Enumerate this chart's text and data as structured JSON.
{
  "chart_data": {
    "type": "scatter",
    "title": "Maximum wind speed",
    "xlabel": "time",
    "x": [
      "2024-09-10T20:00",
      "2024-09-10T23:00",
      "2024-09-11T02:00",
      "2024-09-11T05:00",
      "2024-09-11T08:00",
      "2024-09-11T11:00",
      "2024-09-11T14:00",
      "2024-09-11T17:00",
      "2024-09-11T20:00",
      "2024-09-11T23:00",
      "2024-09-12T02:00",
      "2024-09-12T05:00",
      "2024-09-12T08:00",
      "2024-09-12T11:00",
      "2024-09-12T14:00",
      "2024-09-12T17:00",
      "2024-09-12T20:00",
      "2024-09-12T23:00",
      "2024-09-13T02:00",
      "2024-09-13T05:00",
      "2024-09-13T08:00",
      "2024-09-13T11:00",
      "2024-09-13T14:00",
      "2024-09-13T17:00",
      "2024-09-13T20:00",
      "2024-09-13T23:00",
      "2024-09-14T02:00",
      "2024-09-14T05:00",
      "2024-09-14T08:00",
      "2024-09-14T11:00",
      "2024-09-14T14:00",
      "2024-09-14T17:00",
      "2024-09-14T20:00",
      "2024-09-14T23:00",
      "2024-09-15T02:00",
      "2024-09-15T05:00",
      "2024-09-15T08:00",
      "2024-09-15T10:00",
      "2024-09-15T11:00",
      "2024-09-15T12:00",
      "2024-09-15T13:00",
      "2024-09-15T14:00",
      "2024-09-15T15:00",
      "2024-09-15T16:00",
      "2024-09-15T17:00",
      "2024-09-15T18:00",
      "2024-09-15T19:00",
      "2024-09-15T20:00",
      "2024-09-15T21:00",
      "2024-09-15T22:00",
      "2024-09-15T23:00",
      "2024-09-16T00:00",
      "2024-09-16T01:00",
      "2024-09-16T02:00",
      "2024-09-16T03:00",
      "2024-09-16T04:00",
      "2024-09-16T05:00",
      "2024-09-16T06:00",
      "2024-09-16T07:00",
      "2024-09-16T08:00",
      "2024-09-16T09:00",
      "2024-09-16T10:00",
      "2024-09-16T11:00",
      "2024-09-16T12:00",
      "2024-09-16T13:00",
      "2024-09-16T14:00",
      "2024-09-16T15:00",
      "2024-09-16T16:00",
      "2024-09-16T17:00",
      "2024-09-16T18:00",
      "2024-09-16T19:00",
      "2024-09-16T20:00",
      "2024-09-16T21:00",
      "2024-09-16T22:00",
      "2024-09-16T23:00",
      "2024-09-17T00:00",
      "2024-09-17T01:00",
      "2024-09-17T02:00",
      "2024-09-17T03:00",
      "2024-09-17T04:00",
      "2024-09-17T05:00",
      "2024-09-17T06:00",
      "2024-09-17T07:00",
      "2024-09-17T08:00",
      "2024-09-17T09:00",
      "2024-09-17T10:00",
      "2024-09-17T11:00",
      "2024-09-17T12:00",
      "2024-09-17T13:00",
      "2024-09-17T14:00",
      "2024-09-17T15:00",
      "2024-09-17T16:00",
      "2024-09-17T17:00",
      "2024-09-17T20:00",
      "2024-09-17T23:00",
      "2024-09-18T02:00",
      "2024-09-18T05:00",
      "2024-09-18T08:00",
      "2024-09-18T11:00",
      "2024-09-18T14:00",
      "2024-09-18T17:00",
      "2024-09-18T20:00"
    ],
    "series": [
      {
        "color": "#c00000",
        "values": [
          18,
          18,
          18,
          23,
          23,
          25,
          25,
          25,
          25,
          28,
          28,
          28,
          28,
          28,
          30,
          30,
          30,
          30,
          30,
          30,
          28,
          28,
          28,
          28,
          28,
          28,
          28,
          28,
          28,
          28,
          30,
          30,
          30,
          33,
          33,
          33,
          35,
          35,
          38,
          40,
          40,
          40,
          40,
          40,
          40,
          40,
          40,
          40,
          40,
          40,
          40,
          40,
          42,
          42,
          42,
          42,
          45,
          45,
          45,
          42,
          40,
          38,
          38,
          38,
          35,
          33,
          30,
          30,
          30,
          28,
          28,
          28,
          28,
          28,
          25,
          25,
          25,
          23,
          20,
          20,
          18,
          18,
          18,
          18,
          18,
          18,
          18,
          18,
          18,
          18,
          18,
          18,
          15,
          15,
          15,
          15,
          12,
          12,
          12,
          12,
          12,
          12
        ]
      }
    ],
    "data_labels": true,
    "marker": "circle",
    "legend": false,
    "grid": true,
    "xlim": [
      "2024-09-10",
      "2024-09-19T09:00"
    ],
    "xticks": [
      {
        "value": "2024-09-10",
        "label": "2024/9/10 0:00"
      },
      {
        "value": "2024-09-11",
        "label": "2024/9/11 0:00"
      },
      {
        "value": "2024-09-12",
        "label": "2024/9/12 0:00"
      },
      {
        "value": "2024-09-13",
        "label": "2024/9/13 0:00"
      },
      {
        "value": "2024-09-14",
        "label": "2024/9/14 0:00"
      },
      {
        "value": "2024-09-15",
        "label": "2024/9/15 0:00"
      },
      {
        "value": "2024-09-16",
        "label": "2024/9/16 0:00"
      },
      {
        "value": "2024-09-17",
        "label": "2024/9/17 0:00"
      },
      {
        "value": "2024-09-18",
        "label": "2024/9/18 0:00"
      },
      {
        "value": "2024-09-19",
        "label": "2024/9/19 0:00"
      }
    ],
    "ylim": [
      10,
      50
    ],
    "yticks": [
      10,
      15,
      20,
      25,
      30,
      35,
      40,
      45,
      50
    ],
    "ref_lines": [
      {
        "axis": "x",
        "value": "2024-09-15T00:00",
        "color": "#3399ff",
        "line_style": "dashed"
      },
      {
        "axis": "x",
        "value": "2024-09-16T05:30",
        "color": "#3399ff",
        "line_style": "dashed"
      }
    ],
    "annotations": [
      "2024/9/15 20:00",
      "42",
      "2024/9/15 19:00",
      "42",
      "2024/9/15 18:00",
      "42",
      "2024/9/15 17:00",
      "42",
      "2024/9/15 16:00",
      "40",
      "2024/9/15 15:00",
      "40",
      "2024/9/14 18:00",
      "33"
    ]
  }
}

What to do. All of the records must be repeated exactly.

The output.
Enumerate this chart's text and data as structured JSON.
{
  "chart_data": {
    "type": "scatter",
    "title": "Maximum wind speed",
    "xlabel": "time",
    "x": [
      "2024-09-10T20:00",
      "2024-09-10T23:00",
      "2024-09-11T02:00",
      "2024-09-11T05:00",
      "2024-09-11T08:00",
      "2024-09-11T11:00",
      "2024-09-11T14:00",
      "2024-09-11T17:00",
      "2024-09-11T20:00",
      "2024-09-11T23:00",
      "2024-09-12T02:00",
      "2024-09-12T05:00",
      "2024-09-12T08:00",
      "2024-09-12T11:00",
      "2024-09-12T14:00",
      "2024-09-12T17:00",
      "2024-09-12T20:00",
      "2024-09-12T23:00",
      "2024-09-13T02:00",
      "2024-09-13T05:00",
      "2024-09-13T08:00",
      "2024-09-13T11:00",
      "2024-09-13T14:00",
      "2024-09-13T17:00",
      "2024-09-13T20:00",
      "2024-09-13T23:00",
      "2024-09-14T02:00",
      "2024-09-14T05:00",
      "2024-09-14T08:00",
      "2024-09-14T11:00",
      "2024-09-14T14:00",
      "2024-09-14T17:00",
      "2024-09-14T20:00",
      "2024-09-14T23:00",
      "2024-09-15T02:00",
      "2024-09-15T05:00",
      "2024-09-15T08:00",
      "2024-09-15T10:00",
      "2024-09-15T11:00",
      "2024-09-15T12:00",
      "2024-09-15T13:00",
      "2024-09-15T14:00",
      "2024-09-15T15:00",
      "2024-09-15T16:00",
      "2024-09-15T17:00",
      "2024-09-15T18:00",
      "2024-09-15T19:00",
      "2024-09-15T20:00",
      "2024-09-15T21:00",
      "2024-09-15T22:00",
      "2024-09-15T23:00",
      "2024-09-16T00:00",
      "2024-09-16T01:00",
      "2024-09-16T02:00",
      "2024-09-16T03:00",
      "2024-09-16T04:00",
      "2024-09-16T05:00",
      "2024-09-16T06:00",
      "2024-09-16T07:00",
      "2024-09-16T08:00",
      "2024-09-16T09:00",
      "2024-09-16T10:00",
      "2024-09-16T11:00",
      "2024-09-16T12:00",
      "2024-09-16T13:00",
      "2024-09-16T14:00",
      "2024-09-16T15:00",
      "2024-09-16T16:00",
      "2024-09-16T17:00",
      "2024-09-16T18:00",
      "2024-09-16T19:00",
      "2024-09-16T20:00",
      "2024-09-16T21:00",
      "2024-09-16T22:00",
      "2024-09-16T23:00",
      "2024-09-17T00:00",
      "2024-09-17T01:00",
      "2024-09-17T02:00",
      "2024-09-17T03:00",
      "2024-09-17T04:00",
      "2024-09-17T05:00",
      "2024-09-17T06:00",
      "2024-09-17T07:00",
      "2024-09-17T08:00",
      "2024-09-17T09:00",
      "2024-09-17T10:00",
      "2024-09-17T11:00",
      "2024-09-17T12:00",
      "2024-09-17T13:00",
      "2024-09-17T14:00",
      "2024-09-17T15:00",
      "2024-09-17T16:00",
      "2024-09-17T17:00",
      "2024-09-17T20:00",
      "2024-09-17T23:00",
      "2024-09-18T02:00",
      "2024-09-18T05:00",
      "2024-09-18T08:00",
      "2024-09-18T11:00",
      "2024-09-18T14:00",
      "2024-09-18T17:00",
      "2024-09-18T20:00"
    ],
    "series": [
      {
        "color": "#c00000",
        "values": [
          18,
          18,
          18,
          23,
          23,
          25,
          25,
          25,
          25,
          28,
          28,
          28,
          28,
          28,
          30,
          30,
          30,
          30,
          30,
          30,
          28,
          28,
          28,
          28,
          28,
          28,
          28,
          28,
          28,
          28,
          30,
          30,
          30,
          33,
          33,
          33,
          35,
          35,
          38,
          40,
          40,
          40,
          40,
          40,
          40,
          40,
          40,
          40,
          40,
          40,
          40,
          40,
          42,
          42,
          42,
          42,
          45,
          45,
          45,
          42,
          40,
          38,
          38,
          38,
          35,
          33,
          30,
          30,
          30,
          28,
          28,
          28,
          28,
          28,
          25,
          25,
          25,
          23,
          20,
          20,
          18,
          18,
          18,
          18,
          18,
          18,
          18,
          18,
          18,
          18,
          18,
          18,
          15,
          15,
          15,
          15,
          12,
          12,
          12,
          12,
          12,
          12
        ]
      }
    ],
    "data_labels": true,
    "marker": "circle",
    "legend": false,
    "grid": true,
    "xlim": [
      "2024-09-10",
      "2024-09-19T09:00"
    ],
    "xticks": [
      {
        "value": "2024-09-10",
        "label": "2024/9/10 0:00"
      },
      {
        "value": "2024-09-11",
        "label": "2024/9/11 0:00"
      },
      {
        "value": "2024-09-12",
        "label": "2024/9/12 0:00"
      },
      {
        "value": "2024-09-13",
        "label": "2024/9/13 0:00"
      },
      {
        "value": "2024-09-14",
        "label": "2024/9/14 0:00"
      },
      {
        "value": "2024-09-15",
        "label": "2024/9/15 0:00"
      },
      {
        "value": "2024-09-16",
        "label": "2024/9/16 0:00"
      },
      {
        "value": "2024-09-17",
        "label": "2024/9/17 0:00"
      },
      {
        "value": "2024-09-18",
        "label": "2024/9/18 0:00"
      },
      {
        "value": "2024-09-19",
        "label": "2024/9/19 0:00"
      }
    ],
    "ylim": [
      10,
      50
    ],
    "yticks": [
      10,
      15,
      20,
      25,
      30,
      35,
      40,
      45,
      50
    ],
    "ref_lines": [
      {
        "axis": "x",
        "value": "2024-09-15T00:00",
        "color": "#3399ff",
        "line_style": "dashed"
      },
      {
        "axis": "x",
        "value": "2024-09-16T05:30",
        "color": "#3399ff",
        "line_style": "dashed"
      }
    ],
    "annotations": [
      "2024/9/15 20:00",
      "42",
      "2024/9/15 19:00",
      "42",
      "2024/9/15 18:00",
      "42",
      "2024/9/15 17:00",
      "42",
      "2024/9/15 16:00",
      "40",
      "2024/9/15 15:00",
      "40",
      "2024/9/14 18:00",
      "33"
    ]
  }
}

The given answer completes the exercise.